**DATA FOR THIS EXERCISE:**
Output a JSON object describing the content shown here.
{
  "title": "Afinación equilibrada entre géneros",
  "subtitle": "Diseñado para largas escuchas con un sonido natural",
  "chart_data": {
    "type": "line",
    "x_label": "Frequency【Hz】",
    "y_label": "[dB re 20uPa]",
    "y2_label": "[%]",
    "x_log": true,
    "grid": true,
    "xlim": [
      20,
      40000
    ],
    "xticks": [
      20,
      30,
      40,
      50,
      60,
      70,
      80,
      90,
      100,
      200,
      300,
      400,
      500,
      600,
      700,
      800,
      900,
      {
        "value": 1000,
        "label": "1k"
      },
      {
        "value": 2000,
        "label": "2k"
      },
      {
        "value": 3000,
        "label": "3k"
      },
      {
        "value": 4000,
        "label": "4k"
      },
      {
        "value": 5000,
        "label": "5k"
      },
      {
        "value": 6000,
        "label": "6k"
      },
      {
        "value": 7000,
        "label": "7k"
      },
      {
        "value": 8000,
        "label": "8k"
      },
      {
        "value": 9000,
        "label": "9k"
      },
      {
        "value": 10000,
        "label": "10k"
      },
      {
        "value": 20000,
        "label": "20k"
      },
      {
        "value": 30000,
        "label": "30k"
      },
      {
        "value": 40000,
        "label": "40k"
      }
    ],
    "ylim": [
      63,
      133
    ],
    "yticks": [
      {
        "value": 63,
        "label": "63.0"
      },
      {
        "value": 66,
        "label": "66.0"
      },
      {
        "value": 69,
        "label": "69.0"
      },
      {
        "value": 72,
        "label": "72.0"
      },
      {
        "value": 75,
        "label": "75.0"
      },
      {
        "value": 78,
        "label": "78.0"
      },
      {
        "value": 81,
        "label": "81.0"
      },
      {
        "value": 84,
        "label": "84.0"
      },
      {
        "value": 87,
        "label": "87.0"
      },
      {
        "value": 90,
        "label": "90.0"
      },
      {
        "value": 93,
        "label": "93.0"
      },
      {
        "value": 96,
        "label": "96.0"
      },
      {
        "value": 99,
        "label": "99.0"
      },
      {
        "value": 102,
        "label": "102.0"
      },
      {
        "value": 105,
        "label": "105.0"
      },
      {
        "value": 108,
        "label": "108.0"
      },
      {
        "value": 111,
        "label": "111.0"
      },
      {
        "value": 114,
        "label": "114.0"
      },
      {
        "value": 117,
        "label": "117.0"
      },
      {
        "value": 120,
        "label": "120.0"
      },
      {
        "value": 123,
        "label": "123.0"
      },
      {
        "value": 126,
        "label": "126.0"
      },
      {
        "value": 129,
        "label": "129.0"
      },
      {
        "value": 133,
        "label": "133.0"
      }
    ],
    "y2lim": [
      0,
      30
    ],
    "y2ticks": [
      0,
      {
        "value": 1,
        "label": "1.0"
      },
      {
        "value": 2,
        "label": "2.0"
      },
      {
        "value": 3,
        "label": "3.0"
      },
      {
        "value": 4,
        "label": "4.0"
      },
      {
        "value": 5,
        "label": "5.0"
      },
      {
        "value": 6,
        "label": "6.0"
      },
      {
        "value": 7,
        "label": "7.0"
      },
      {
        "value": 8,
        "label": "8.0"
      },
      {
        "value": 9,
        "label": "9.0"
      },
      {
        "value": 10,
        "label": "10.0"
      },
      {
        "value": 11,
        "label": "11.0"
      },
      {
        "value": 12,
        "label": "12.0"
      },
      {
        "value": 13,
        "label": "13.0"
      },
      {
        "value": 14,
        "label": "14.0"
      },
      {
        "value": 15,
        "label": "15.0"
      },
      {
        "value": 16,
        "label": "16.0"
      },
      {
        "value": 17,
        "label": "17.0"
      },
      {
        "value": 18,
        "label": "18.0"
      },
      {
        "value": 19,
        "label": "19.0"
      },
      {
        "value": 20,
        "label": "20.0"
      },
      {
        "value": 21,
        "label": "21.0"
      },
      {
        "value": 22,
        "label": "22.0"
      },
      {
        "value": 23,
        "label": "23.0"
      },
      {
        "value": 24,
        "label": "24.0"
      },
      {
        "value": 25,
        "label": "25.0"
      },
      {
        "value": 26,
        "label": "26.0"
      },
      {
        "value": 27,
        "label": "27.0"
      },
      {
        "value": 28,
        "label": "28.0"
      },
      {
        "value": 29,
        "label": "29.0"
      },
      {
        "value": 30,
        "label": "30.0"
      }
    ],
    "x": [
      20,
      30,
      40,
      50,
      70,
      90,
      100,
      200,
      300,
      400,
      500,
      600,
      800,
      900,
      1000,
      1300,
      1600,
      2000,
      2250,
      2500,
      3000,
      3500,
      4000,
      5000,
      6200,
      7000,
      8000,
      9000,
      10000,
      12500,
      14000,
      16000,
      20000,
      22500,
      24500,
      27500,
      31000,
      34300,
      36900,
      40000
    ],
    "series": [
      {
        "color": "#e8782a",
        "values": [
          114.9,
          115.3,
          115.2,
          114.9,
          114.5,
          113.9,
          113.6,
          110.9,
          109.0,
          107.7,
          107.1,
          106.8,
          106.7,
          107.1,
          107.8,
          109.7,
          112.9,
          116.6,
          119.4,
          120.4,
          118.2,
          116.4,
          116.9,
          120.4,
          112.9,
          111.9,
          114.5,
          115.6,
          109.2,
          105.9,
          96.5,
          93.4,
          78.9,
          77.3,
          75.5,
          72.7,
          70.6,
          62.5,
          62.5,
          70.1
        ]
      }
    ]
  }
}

**TASK BRIEF:** Word for word, write out all of the data above.

**RESPONSE TO THIS TASK:**
Output a JSON object describing the content shown here.
{
  "title": "Afinación equilibrada entre géneros",
  "subtitle": "Diseñado para largas escuchas con un sonido natural",
  "chart_data": {
    "type": "line",
    "x_label": "Frequency【Hz】",
    "y_label": "[dB re 20uPa]",
    "y2_label": "[%]",
    "x_log": true,
    "grid": true,
    "xlim": [
      20,
      40000
    ],
    "xticks": [
      20,
      30,
      40,
      50,
      60,
      70,
      80,
      90,
      100,
      200,
      300,
      400,
      500,
      600,
      700,
      800,
      900,
      {
        "value": 1000,
        "label": "1k"
      },
      {
        "value": 2000,
        "label": "2k"
      },
      {
        "value": 3000,
        "label": "3k"
      },
      {
        "value": 4000,
        "label": "4k"
      },
      {
        "value": 5000,
        "label": "5k"
      },
      {
        "value": 6000,
        "label": "6k"
      },
      {
        "value": 7000,
        "label": "7k"
      },
      {
        "value": 8000,
        "label": "8k"
      },
      {
        "value": 9000,
        "label": "9k"
      },
      {
        "value": 10000,
        "label": "10k"
      },
      {
        "value": 20000,
        "label": "20k"
      },
      {
        "value": 30000,
        "label": "30k"
      },
      {
        "value": 40000,
        "label": "40k"
      }
    ],
    "ylim": [
      63,
      133
    ],
    "yticks": [
      {
        "value": 63,
        "label": "63.0"
      },
      {
        "value": 66,
        "label": "66.0"
      },
      {
        "value": 69,
        "label": "69.0"
      },
      {
        "value": 72,
        "label": "72.0"
      },
      {
        "value": 75,
        "label": "75.0"
      },
      {
        "value": 78,
        "label": "78.0"
      },
      {
        "value": 81,
        "label": "81.0"
      },
      {
        "value": 84,
        "label": "84.0"
      },
      {
        "value": 87,
        "label": "87.0"
      },
      {
        "value": 90,
        "label": "90.0"
      },
      {
        "value": 93,
        "label": "93.0"
      },
      {
        "value": 96,
        "label": "96.0"
      },
      {
        "value": 99,
        "label": "99.0"
      },
      {
        "value": 102,
        "label": "102.0"
      },
      {
        "value": 105,
        "label": "105.0"
      },
      {
        "value": 108,
        "label": "108.0"
      },
      {
        "value": 111,
        "label": "111.0"
      },
      {
        "value": 114,
        "label": "114.0"
      },
      {
        "value": 117,
        "label": "117.0"
      },
      {
        "value": 120,
        "label": "120.0"
      },
      {
        "value": 123,
        "label": "123.0"
      },
      {
        "value": 126,
        "label": "126.0"
      },
      {
        "value": 129,
        "label": "129.0"
      },
      {
        "value": 133,
        "label": "133.0"
      }
    ],
    "y2lim": [
      0,
      30
    ],
    "y2ticks": [
      0,
      {
        "value": 1,
        "label": "1.0"
      },
      {
        "value": 2,
        "label": "2.0"
      },
      {
        "value": 3,
        "label": "3.0"
      },
      {
        "value": 4,
        "label": "4.0"
      },
      {
        "value": 5,
        "label": "5.0"
      },
      {
        "value": 6,
        "label": "6.0"
      },
      {
        "value": 7,
        "label": "7.0"
      },
      {
        "value": 8,
        "label": "8.0"
      },
      {
        "value": 9,
        "label": "9.0"
      },
      {
        "value": 10,
        "label": "10.0"
      },
      {
        "value": 11,
        "label": "11.0"
      },
      {
        "value": 12,
        "label": "12.0"
      },
      {
        "value": 13,
        "label": "13.0"
      },
      {
        "value": 14,
        "label": "14.0"
      },
      {
        "value": 15,
        "label": "15.0"
      },
      {
        "value": 16,
        "label": "16.0"
      },
      {
        "value": 17,
        "label": "17.0"
      },
      {
        "value": 18,
        "label": "18.0"
      },
      {
        "value": 19,
        "label": "19.0"
      },
      {
        "value": 20,
        "label": "20.0"
      },
      {
        "value": 21,
        "label": "21.0"
      },
      {
        "value": 22,
        "label": "22.0"
      },
      {
        "value": 23,
        "label": "23.0"
      },
      {
        "value": 24,
        "label": "24.0"
      },
      {
        "value": 25,
        "label": "25.0"
      },
      {
        "value": 26,
        "label": "26.0"
      },
      {
        "value": 27,
        "label": "27.0"
      },
      {
        "value": 28,
        "label": "28.0"
      },
      {
        "value": 29,
        "label": "29.0"
      },
      {
        "value": 30,
        "label": "30.0"
      }
    ],
    "x": [
      20,
      30,
      40,
      50,
      70,
      90,
      100,
      200,
      300,
      400,
      500,
      600,
      800,
      900,
      1000,
      1300,
      1600,
      2000,
      2250,
      2500,
      3000,
      3500,
      4000,
      5000,
      6200,
      7000,
      8000,
      9000,
      10000,
      12500,
      14000,
      16000,
      20000,
      22500,
      24500,
      27500,
      31000,
      34300,
      36900,
      40000
    ],
    "series": [
      {
        "color": "#e8782a",
        "values": [
          114.9,
          115.3,
          115.2,
          114.9,
          114.5,
          113.9,
          113.6,
          110.9,
          109.0,
          107.7,
          107.1,
          106.8,
          106.7,
          107.1,
          107.8,
          109.7,
          112.9,
          116.6,
          119.4,
          120.4,
          118.2,
          116.4,
          116.9,
          120.4,
          112.9,
          111.9,
          114.5,
          115.6,
          109.2,
          105.9,
          96.5,
          93.4,
          78.9,
          77.3,
          75.5,
          72.7,
          70.6,
          62.5,
          62.5,
          70.1
        ]
      }
    ]
  }
}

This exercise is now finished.